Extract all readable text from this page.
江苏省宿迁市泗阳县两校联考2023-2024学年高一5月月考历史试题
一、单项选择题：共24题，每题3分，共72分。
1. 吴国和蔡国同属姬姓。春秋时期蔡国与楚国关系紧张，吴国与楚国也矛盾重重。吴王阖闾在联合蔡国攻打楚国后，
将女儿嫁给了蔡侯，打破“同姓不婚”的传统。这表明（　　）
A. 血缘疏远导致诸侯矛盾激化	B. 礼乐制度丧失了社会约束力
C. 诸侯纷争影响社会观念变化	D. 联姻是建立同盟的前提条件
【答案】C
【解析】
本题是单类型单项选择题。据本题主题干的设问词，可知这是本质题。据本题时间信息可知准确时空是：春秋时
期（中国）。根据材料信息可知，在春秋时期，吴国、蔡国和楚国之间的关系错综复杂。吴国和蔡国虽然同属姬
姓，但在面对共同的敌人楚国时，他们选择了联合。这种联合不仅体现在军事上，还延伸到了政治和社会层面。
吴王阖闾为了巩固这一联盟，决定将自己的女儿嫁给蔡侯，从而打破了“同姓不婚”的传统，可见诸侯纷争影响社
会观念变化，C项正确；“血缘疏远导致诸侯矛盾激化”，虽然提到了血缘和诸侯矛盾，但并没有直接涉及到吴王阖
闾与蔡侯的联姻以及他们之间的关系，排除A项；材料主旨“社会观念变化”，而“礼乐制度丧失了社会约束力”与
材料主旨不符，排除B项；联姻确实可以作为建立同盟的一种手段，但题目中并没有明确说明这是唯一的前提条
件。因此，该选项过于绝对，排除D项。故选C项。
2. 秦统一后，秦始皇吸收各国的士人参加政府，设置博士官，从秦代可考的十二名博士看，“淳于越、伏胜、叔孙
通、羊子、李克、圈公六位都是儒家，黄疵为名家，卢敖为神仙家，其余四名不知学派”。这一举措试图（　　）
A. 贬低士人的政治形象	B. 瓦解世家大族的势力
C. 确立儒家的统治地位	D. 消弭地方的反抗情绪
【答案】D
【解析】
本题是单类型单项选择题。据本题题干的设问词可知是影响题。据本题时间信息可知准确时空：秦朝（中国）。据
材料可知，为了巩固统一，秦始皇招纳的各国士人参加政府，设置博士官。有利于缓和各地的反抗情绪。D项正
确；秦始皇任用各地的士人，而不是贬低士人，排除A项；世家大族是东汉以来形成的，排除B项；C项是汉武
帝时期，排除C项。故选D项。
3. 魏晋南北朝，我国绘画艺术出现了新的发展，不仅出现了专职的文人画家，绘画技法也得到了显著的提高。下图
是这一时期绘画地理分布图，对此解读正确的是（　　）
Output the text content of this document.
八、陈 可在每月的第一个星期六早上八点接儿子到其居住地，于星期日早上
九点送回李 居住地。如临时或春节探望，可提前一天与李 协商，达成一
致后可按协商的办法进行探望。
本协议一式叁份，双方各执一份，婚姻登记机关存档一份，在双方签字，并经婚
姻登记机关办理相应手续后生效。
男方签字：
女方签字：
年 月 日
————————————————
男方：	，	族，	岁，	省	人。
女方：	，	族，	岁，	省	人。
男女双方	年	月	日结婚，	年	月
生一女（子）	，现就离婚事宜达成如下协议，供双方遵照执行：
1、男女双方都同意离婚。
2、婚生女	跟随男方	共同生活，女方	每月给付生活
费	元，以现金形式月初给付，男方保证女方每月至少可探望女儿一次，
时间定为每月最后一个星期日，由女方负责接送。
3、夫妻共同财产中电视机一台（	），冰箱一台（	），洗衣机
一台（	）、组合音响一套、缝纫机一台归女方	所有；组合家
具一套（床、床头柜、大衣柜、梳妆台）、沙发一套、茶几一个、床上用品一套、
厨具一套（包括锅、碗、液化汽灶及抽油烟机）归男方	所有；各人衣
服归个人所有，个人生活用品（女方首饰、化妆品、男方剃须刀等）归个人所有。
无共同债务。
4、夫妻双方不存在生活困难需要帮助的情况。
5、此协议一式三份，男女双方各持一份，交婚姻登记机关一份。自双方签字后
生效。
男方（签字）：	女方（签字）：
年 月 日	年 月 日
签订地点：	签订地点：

● **TASK BRIEF**
Look through the data and gather every line with the string "本题是单类型单项选择题" in it.

● **TASK ANSWER**
本题是单类型单项选择题。据本题主题干的设问词，可知这是本质题。据本题时间信息可知准确时空是：春秋时
本题是单类型单项选择题。据本题题干的设问词可知是影响题。据本题时间信息可知准确时空：秦朝（中国）。据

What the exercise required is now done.